**WRITTEN REQUEST:**
Lines containing the word "Линейная" should be extracted in full.

— Start RAW RECORDS —

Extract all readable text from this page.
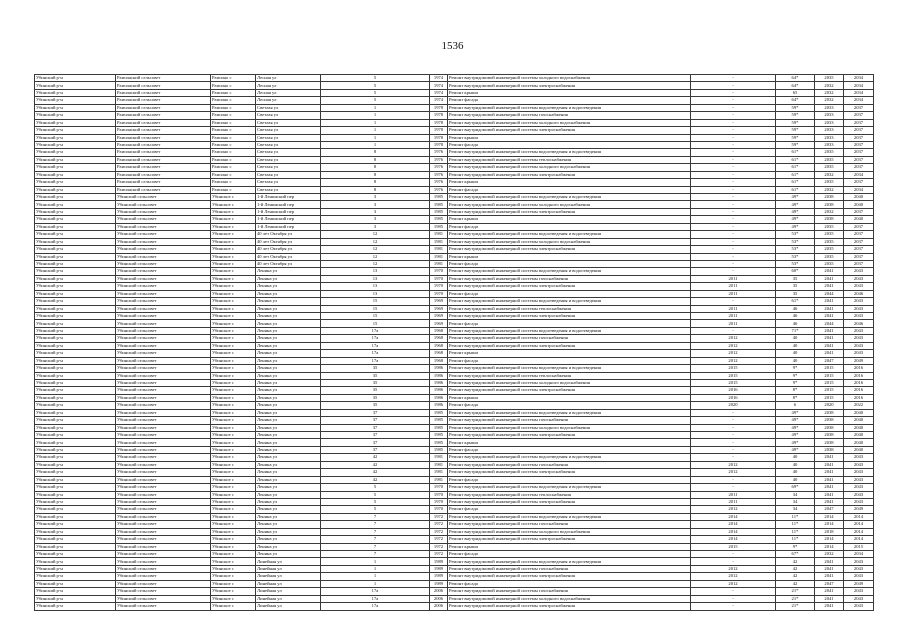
1536
Убинский р-н	Раисинский сельсовет	Раисино с	Лесная ул	5	1974	Ремонт внутридомовой инженерной системы холодного водоснабжения	-	64*	2035	2034
Убинский р-н	Раисинский сельсовет	Раисино с	Лесная ул	5	1974	Ремонт внутридомовой инженерной системы электроснабжения	-	64*	2032	2034
Убинский р-н	Раисинский сельсовет	Раисино с	Лесная ул	5	1974	Ремонт крыши	-	65	2032	2034
Убинский р-н	Раисинский сельсовет	Раисино с	Лесная ул	5	1974	Ремонт фасада	-	64*	2032	2034
Убинский р-н	Раисинский сельсовет	Раисино с	Светлая ул	1	1978	Ремонт внутридомовой инженерной системы водоотведения и водоотведения	-	59*	2033	2037
Убинский р-н	Раисинский сельсовет	Раисино с	Светлая ул	1	1978	Ремонт внутридомовой инженерной системы газоснабжения	-	59*	2033	2037
Убинский р-н	Раисинский сельсовет	Раисино с	Светлая ул	1	1978	Ремонт внутридомовой инженерной системы холодного водоснабжения	-	59*	2033	2037
Убинский р-н	Раисинский сельсовет	Раисино с	Светлая ул	1	1978	Ремонт внутридомовой инженерной системы электроснабжения	-	59*	2033	2037
Убинский р-н	Раисинский сельсовет	Раисино с	Светлая ул	1	1978	Ремонт крыши	-	59*	2033	2037
Убинский р-н	Раисинский сельсовет	Раисино с	Светлая ул	1	1978	Ремонт фасада	-	59*	2033	2037
Убинский р-н	Раисинский сельсовет	Раисино с	Светлая ул	8	1976	Ремонт внутридомовой инженерной системы водоотведения и водоотведения	-	61*	2035	2037
Убинский р-н	Раисинский сельсовет	Раисино с	Светлая ул	8	1976	Ремонт внутридомовой инженерной системы теплоснабжения	-	61*	2035	2037
Убинский р-н	Раисинский сельсовет	Раисино с	Светлая ул	8	1976	Ремонт внутридомовой инженерной системы холодного водоснабжения	-	61*	2035	2037
Убинский р-н	Раисинский сельсовет	Раисино с	Светлая ул	8	1976	Ремонт внутридомовой инженерной системы электроснабжения	-	61*	2032	2034
Убинский р-н	Раисинский сельсовет	Раисино с	Светлая ул	8	1976	Ремонт крыши	-	61*	2035	2037
Убинский р-н	Раисинский сельсовет	Раисино с	Светлая ул	8	1976	Ремонт фасада	-	61*	2032	2034
Убинский р-н	Убинский сельсовет	Убинское с	1-й Ленинский пер	3	1985	Ремонт внутридомовой инженерной системы водоотведения и водоотведения	-	49*	2038	2040
Убинский р-н	Убинский сельсовет	Убинское с	1-й Ленинский пер	3	1985	Ремонт внутридомовой инженерной системы холодного водоснабжения	-	49*	2038	2040
Убинский р-н	Убинский сельсовет	Убинское с	1-й Ленинский пер	3	1985	Ремонт внутридомовой инженерной системы электроснабжения	-	49*	2032	2037
Убинский р-н	Убинский сельсовет	Убинское с	1-й Ленинский пер	3	1985	Ремонт крыши	-	49*	2038	2040
Убинский р-н	Убинский сельсовет	Убинское с	1-й Ленинский пер	3	1985	Ремонт фасада	-	49*	2035	2037
Убинский р-н	Убинский сельсовет	Убинское с	40 лет Октября ул	12	1981	Ремонт внутридомовой инженерной системы водоотведения и водоотведения	-	53*	2035	2037
Убинский р-н	Убинский сельсовет	Убинское с	40 лет Октября ул	12	1981	Ремонт внутридомовой инженерной системы холодного водоснабжения	-	53*	2035	2037
Убинский р-н	Убинский сельсовет	Убинское с	40 лет Октября ул	12	1981	Ремонт внутридомовой инженерной системы электроснабжения	-	53*	2035	2037
Убинский р-н	Убинский сельсовет	Убинское с	40 лет Октября ул	12	1981	Ремонт крыши	-	53*	2035	2037
Убинский р-н	Убинский сельсовет	Убинское с	40 лет Октября ул	12	1981	Ремонт фасада	-	53*	2035	2037
Убинский р-н	Убинский сельсовет	Убинское с	Ленина ул	13	1970	Ремонт внутридомовой инженерной системы водоотведения и водоотведения	-	60*	2041	2043
Убинский р-н	Убинский сельсовет	Убинское с	Ленина ул	13	1970	Ремонт внутридомовой инженерной системы газоснабжения	2011	35	2041	2043
Убинский р-н	Убинский сельсовет	Убинское с	Ленина ул	13	1970	Ремонт внутридомовой инженерной системы электроснабжения	2011	35	2041	2043
Убинский р-н	Убинский сельсовет	Убинское с	Ленина ул	13	1970	Ремонт фасада	2011	35	2044	2046
Убинский р-н	Убинский сельсовет	Убинское с	Ленина ул	15	1969	Ремонт внутридомовой инженерной системы водоотведения и водоотведения	-	61*	2041	2043
Убинский р-н	Убинский сельсовет	Убинское с	Ленина ул	15	1969	Ремонт внутридомовой инженерной системы теплоснабжения	2011	46	2041	2043
Убинский р-н	Убинский сельсовет	Убинское с	Ленина ул	15	1969	Ремонт внутридомовой инженерной системы электроснабжения	2011	46	2041	2043
Убинский р-н	Убинский сельсовет	Убинское с	Ленина ул	15	1969	Ремонт фасада	2011	46	2044	2046
Убинский р-н	Убинский сельсовет	Убинское с	Ленина ул	17а	1968	Ремонт внутридомовой инженерной системы водоотведения и водоотведения	-	71*	2041	2043
Убинский р-н	Убинский сельсовет	Убинское с	Ленина ул	17а	1968	Ремонт внутридомовой инженерной системы газоснабжения	2012	40	2041	2043
Убинский р-н	Убинский сельсовет	Убинское с	Ленина ул	17а	1968	Ремонт внутридомовой инженерной системы электроснабжения	2012	40	2041	2043
Убинский р-н	Убинский сельсовет	Убинское с	Ленина ул	17а	1968	Ремонт крыши	2012	40	2041	2043
Убинский р-н	Убинский сельсовет	Убинское с	Ленина ул	17а	1968	Ремонт фасада	2012	40	2047	2049
Убинский р-н	Убинский сельсовет	Убинское с	Ленина ул	35	1986	Ремонт внутридомовой инженерной системы водоотведения и водоотведения	2015	9*	2015	2016
Убинский р-н	Убинский сельсовет	Убинское с	Ленина ул	35	1986	Ремонт внутридомовой инженерной системы теплоснабжения	2015	9*	2015	2016
Убинский р-н	Убинский сельсовет	Убинское с	Ленина ул	35	1986	Ремонт внутридомовой инженерной системы холодного водоснабжения	2015	9*	2015	2016
Убинский р-н	Убинский сельсовет	Убинское с	Ленина ул	35	1986	Ремонт внутридомовой инженерной системы электроснабжения	2016	8*	2015	2016
Убинский р-н	Убинский сельсовет	Убинское с	Ленина ул	35	1986	Ремонт крыши	2016	8*	2015	2016
Убинский р-н	Убинский сельсовет	Убинское с	Ленина ул	35	1986	Ремонт фасада	2020	6	2020	2022
Убинский р-н	Убинский сельсовет	Убинское с	Ленина ул	37	1985	Ремонт внутридомовой инженерной системы водоотведения и водоотведения	-	49*	2038	2040
Убинский р-н	Убинский сельсовет	Убинское с	Ленина ул	37	1985	Ремонт внутридомовой инженерной системы газоснабжения	-	49*	2038	2040
Убинский р-н	Убинский сельсовет	Убинское с	Ленина ул	37	1985	Ремонт внутридомовой инженерной системы холодного водоснабжения	-	49*	2038	2040
Убинский р-н	Убинский сельсовет	Убинское с	Ленина ул	37	1985	Ремонт внутридомовой инженерной системы электроснабжения	-	49*	2038	2040
Убинский р-н	Убинский сельсовет	Убинское с	Ленина ул	37	1985	Ремонт крыши	-	49*	2038	2040
Убинский р-н	Убинский сельсовет	Убинское с	Ленина ул	37	1985	Ремонт фасада	-	49*	2038	2040
Убинский р-н	Убинский сельсовет	Убинское с	Ленина ул	42	1981	Ремонт внутридомовой инженерной системы водоотведения и водоотведения	-	40	2041	2043
Убинский р-н	Убинский сельсовет	Убинское с	Ленина ул	42	1981	Ремонт внутридомовой инженерной системы газоснабжения	2012	40	2041	2043
Убинский р-н	Убинский сельсовет	Убинское с	Ленина ул	42	1981	Ремонт внутридомовой инженерной системы электроснабжения	2012	40	2041	2043
Убинский р-н	Убинский сельсовет	Убинское с	Ленина ул	42	1981	Ремонт фасада	-	40	2041	2043
Убинский р-н	Убинский сельсовет	Убинское с	Ленина ул	5	1970	Ремонт внутридомовой инженерной системы водоотведения и водоотведения	-	69*	2041	2043
Убинский р-н	Убинский сельсовет	Убинское с	Ленина ул	5	1970	Ремонт внутридомовой инженерной системы теплоснабжения	2011	34	2041	2043
Убинский р-н	Убинский сельсовет	Убинское с	Ленина ул	5	1970	Ремонт внутридомовой инженерной системы электроснабжения	2011	34	2041	2043
Убинский р-н	Убинский сельсовет	Убинское с	Ленина ул	5	1970	Ремонт фасада	2012	34	2047	2049
Убинский р-н	Убинский сельсовет	Убинское с	Ленина ул	7	1972	Ремонт внутридомовой инженерной системы водоотведения и водоотведения	2014	11*	2014	2014
Убинский р-н	Убинский сельсовет	Убинское с	Ленина ул	7	1972	Ремонт внутридомовой инженерной системы газоснабжения	2014	11*	2014	2014
Убинский р-н	Убинский сельсовет	Убинское с	Ленина ул	7	1972	Ремонт внутридомовой инженерной системы холодного водоснабжения	2014	11*	2018	2014
Убинский р-н	Убинский сельсовет	Убинское с	Ленина ул	7	1972	Ремонт внутридомовой инженерной системы электроснабжения	2014	11*	2014	2014
Убинский р-н	Убинский сельсовет	Убинское с	Ленина ул	7	1972	Ремонт крыши	2015	9*	2014	2015
Убинский р-н	Убинский сельсовет	Убинское с	Ленина ул	7	1972	Ремонт фасада	-	67*	2032	2034
Убинский р-н	Убинский сельсовет	Убинское с	Линейная ул	1	1989	Ремонт внутридомовой инженерной системы водоотведения и водоотведения	-	42	2041	2043
Убинский р-н	Убинский сельсовет	Убинское с	Линейная ул	1	1989	Ремонт внутридомовой инженерной системы газоснабжения	2012	42	2041	2043
Убинский р-н	Убинский сельсовет	Убинское с	Линейная ул	1	1989	Ремонт внутридомовой инженерной системы электроснабжения	2012	42	2041	2043
Убинский р-н	Убинский сельсовет	Убинское с	Линейная ул	1	1989	Ремонт фасада	2012	42	2047	2049
Убинский р-н	Убинский сельсовет	Убинское с	Линейная ул	17а	2006	Ремонт внутридомовой инженерной системы газоснабжения	-	21*	2041	2043
Убинский р-н	Убинский сельсовет	Убинское с	Линейная ул	17а	2006	Ремонт внутридомовой инженерной системы холодного водоснабжения	-	21*	2041	2043
Убинский р-н	Убинский сельсовет	Убинское с	Линейная ул	17а	2006	Ремонт внутридомовой инженерной системы электроснабжения	-	21*	2041	2043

— End RAW RECORDS —

**THE OUTPUT:**
Убинский р-н	Убинский сельсовет	Убинское с	Линейная ул	1	1989	Ремонт внутридомовой инженерной системы водоотведения и водоотведения	-	42	2041	2043
Убинский р-н	Убинский сельсовет	Убинское с	Линейная ул	1	1989	Ремонт внутридомовой инженерной системы газоснабжения	2012	42	2041	2043
Убинский р-н	Убинский сельсовет	Убинское с	Линейная ул	1	1989	Ремонт внутридомовой инженерной системы электроснабжения	2012	42	2041	2043
Убинский р-н	Убинский сельсовет	Убинское с	Линейная ул	1	1989	Ремонт фасада	2012	42	2047	2049
Убинский р-н	Убинский сельсовет	Убинское с	Линейная ул	17а	2006	Ремонт внутридомовой инженерной системы газоснабжения	-	21*	2041	2043
Убинский р-н	Убинский сельсовет	Убинское с	Линейная ул	17а	2006	Ремонт внутридомовой инженерной системы холодного водоснабжения	-	21*	2041	2043
Убинский р-н	Убинский сельсовет	Убинское с	Линейная ул	17а	2006	Ремонт внутридомовой инженерной системы электроснабжения	-	21*	2041	2043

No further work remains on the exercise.